(Extracts from a graphics dataset)
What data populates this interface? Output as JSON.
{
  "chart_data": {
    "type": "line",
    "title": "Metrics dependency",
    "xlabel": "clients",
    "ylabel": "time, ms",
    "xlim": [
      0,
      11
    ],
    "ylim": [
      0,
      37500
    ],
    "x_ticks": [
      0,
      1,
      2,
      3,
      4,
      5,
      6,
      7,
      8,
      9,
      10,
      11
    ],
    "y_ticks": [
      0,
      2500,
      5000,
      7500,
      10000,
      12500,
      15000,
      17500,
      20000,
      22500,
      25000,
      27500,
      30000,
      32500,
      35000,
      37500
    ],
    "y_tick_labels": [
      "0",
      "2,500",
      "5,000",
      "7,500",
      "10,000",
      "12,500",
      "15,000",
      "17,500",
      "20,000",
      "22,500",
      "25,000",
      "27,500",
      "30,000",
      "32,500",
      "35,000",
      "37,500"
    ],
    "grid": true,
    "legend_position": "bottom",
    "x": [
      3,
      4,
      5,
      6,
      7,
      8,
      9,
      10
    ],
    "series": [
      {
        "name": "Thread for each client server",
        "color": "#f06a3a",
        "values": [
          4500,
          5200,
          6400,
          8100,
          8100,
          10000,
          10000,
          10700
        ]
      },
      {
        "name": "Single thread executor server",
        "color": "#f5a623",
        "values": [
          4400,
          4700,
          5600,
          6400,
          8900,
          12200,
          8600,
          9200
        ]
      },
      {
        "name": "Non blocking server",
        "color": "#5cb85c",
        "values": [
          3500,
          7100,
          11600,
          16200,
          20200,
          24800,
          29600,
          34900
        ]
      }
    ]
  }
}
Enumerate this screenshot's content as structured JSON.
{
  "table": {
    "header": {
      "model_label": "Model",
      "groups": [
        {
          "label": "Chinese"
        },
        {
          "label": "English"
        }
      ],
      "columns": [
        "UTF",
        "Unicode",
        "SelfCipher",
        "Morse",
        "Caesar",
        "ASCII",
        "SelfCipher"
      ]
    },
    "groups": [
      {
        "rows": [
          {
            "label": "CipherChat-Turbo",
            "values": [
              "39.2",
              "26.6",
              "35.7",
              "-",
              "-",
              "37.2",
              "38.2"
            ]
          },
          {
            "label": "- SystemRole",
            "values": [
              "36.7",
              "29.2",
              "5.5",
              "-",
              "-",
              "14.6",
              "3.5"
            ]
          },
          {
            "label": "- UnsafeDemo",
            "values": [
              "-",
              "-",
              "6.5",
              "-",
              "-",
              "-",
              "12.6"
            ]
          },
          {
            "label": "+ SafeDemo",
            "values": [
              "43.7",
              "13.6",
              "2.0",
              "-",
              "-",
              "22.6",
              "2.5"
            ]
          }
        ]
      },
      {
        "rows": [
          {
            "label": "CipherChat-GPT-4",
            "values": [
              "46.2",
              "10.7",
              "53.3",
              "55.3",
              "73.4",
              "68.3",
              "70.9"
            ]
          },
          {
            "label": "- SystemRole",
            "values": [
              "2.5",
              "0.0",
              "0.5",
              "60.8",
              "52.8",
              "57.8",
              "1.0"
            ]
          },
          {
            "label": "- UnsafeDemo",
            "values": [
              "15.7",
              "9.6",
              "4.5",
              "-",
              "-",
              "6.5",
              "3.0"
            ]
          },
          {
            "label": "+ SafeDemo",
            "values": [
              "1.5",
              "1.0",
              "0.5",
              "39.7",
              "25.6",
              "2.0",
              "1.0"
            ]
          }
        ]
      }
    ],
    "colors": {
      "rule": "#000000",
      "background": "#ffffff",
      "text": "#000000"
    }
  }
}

» DIRECTIVE: All of the entries above should be written out again exactly.

» ANSWER TO THIS EXERCISE:
What data populates this interface? Output as JSON.
{
  "chart_data": {
    "type": "line",
    "title": "Metrics dependency",
    "xlabel": "clients",
    "ylabel": "time, ms",
    "xlim": [
      0,
      11
    ],
    "ylim": [
      0,
      37500
    ],
    "x_ticks": [
      0,
      1,
      2,
      3,
      4,
      5,
      6,
      7,
      8,
      9,
      10,
      11
    ],
    "y_ticks": [
      0,
      2500,
      5000,
      7500,
      10000,
      12500,
      15000,
      17500,
      20000,
      22500,
      25000,
      27500,
      30000,
      32500,
      35000,
      37500
    ],
    "y_tick_labels": [
      "0",
      "2,500",
      "5,000",
      "7,500",
      "10,000",
      "12,500",
      "15,000",
      "17,500",
      "20,000",
      "22,500",
      "25,000",
      "27,500",
      "30,000",
      "32,500",
      "35,000",
      "37,500"
    ],
    "grid": true,
    "legend_position": "bottom",
    "x": [
      3,
      4,
      5,
      6,
      7,
      8,
      9,
      10
    ],
    "series": [
      {
        "name": "Thread for each client server",
        "color": "#f06a3a",
        "values": [
          4500,
          5200,
          6400,
          8100,
          8100,
          10000,
          10000,
          10700
        ]
      },
      {
        "name": "Single thread executor server",
        "color": "#f5a623",
        "values": [
          4400,
          4700,
          5600,
          6400,
          8900,
          12200,
          8600,
          9200
        ]
      },
      {
        "name": "Non blocking server",
        "color": "#5cb85c",
        "values": [
          3500,
          7100,
          11600,
          16200,
          20200,
          24800,
          29600,
          34900
        ]
      }
    ]
  }
}
Enumerate this screenshot's content as structured JSON.
{
  "table": {
    "header": {
      "model_label": "Model",
      "groups": [
        {
          "label": "Chinese"
        },
        {
          "label": "English"
        }
      ],
      "columns": [
        "UTF",
        "Unicode",
        "SelfCipher",
        "Morse",
        "Caesar",
        "ASCII",
        "SelfCipher"
      ]
    },
    "groups": [
      {
        "rows": [
          {
            "label": "CipherChat-Turbo",
            "values": [
              "39.2",
              "26.6",
              "35.7",
              "-",
              "-",
              "37.2",
              "38.2"
            ]
          },
          {
            "label": "- SystemRole",
            "values": [
              "36.7",
              "29.2",
              "5.5",
              "-",
              "-",
              "14.6",
              "3.5"
            ]
          },
          {
            "label": "- UnsafeDemo",
            "values": [
              "-",
              "-",
              "6.5",
              "-",
              "-",
              "-",
              "12.6"
            ]
          },
          {
            "label": "+ SafeDemo",
            "values": [
              "43.7",
              "13.6",
              "2.0",
              "-",
              "-",
              "22.6",
              "2.5"
            ]
          }
        ]
      },
      {
        "rows": [
          {
            "label": "CipherChat-GPT-4",
            "values": [
              "46.2",
              "10.7",
              "53.3",
              "55.3",
              "73.4",
              "68.3",
              "70.9"
            ]
          },
          {
            "label": "- SystemRole",
            "values": [
              "2.5",
              "0.0",
              "0.5",
              "60.8",
              "52.8",
              "57.8",
              "1.0"
            ]
          },
          {
            "label": "- UnsafeDemo",
            "values": [
              "15.7",
              "9.6",
              "4.5",
              "-",
              "-",
              "6.5",
              "3.0"
            ]
          },
          {
            "label": "+ SafeDemo",
            "values": [
              "1.5",
              "1.0",
              "0.5",
              "39.7",
              "25.6",
              "2.0",
              "1.0"
            ]
          }
        ]
      }
    ],
    "colors": {
      "rule": "#000000",
      "background": "#ffffff",
      "text": "#000000"
    }
  }
}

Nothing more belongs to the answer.